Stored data
## BEGIN

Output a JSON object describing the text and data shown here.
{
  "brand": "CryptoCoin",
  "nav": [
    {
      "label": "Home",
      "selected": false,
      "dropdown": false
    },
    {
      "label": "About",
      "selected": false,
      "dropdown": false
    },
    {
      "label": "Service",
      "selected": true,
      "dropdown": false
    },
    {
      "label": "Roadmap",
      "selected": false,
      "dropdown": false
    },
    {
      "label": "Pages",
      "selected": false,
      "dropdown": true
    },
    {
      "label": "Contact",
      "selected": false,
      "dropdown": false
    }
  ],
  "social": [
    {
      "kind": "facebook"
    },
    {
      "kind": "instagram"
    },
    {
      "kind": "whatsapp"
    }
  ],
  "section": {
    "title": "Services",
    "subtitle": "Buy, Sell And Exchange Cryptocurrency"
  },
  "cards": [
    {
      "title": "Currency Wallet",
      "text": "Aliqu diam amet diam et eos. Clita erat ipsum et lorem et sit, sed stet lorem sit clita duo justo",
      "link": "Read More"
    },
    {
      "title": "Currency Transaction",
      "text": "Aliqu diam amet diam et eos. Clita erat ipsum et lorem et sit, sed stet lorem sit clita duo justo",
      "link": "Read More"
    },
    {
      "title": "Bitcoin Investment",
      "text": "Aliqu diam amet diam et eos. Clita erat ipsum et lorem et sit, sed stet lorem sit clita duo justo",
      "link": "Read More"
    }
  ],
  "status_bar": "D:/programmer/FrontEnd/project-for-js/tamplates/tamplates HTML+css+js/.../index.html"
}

## END
## BEGIN

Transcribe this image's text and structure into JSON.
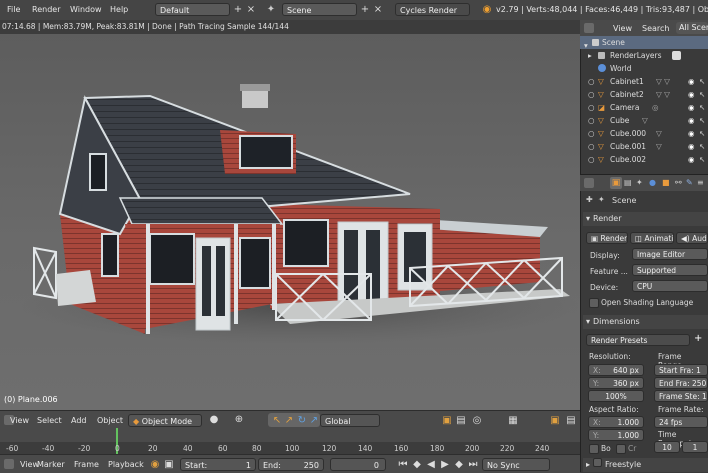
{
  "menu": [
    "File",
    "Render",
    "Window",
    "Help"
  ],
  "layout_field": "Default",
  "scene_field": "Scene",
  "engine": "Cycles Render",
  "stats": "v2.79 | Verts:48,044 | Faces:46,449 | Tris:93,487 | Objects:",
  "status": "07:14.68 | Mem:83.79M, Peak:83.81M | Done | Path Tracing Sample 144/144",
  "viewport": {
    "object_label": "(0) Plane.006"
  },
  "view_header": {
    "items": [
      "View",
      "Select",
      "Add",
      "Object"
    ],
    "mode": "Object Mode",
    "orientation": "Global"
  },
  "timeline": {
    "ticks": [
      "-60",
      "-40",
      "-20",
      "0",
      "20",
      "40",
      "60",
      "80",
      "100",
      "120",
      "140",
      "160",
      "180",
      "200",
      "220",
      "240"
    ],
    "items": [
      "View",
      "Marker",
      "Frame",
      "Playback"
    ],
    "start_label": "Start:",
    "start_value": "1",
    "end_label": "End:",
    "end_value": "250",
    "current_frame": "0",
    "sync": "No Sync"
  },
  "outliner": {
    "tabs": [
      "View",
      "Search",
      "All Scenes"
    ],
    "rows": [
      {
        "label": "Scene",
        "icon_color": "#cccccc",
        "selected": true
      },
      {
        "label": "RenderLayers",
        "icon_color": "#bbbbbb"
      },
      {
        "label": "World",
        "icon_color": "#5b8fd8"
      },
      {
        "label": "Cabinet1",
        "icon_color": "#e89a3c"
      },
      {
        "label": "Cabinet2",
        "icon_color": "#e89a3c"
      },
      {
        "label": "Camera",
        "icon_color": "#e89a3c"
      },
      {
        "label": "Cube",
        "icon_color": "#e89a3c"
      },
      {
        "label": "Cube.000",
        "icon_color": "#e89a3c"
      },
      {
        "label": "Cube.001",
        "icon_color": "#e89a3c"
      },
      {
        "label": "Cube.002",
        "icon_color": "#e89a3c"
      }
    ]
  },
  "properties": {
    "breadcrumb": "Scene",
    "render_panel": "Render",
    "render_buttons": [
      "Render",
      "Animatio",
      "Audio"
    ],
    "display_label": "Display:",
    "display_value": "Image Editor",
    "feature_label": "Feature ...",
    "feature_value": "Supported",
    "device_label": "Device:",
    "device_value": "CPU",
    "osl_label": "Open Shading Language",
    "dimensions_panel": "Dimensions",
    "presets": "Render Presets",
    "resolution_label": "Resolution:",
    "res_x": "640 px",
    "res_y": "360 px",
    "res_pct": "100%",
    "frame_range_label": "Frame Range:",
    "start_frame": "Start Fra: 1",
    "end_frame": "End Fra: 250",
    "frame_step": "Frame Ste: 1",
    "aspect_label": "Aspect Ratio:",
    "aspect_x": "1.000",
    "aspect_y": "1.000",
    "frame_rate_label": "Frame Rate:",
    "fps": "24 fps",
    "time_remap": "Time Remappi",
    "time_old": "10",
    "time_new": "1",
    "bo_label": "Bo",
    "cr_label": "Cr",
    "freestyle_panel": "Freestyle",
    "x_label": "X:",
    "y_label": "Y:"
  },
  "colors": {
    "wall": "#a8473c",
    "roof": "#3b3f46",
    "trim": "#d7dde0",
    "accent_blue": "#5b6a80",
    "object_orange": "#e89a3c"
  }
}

## END

# AIM OF THE EXERCISE
Check all the records above and select each line where the string "JSON" is found.

# TASK RESULT
Output a JSON object describing the text and data shown here.
Transcribe this image's text and structure into JSON.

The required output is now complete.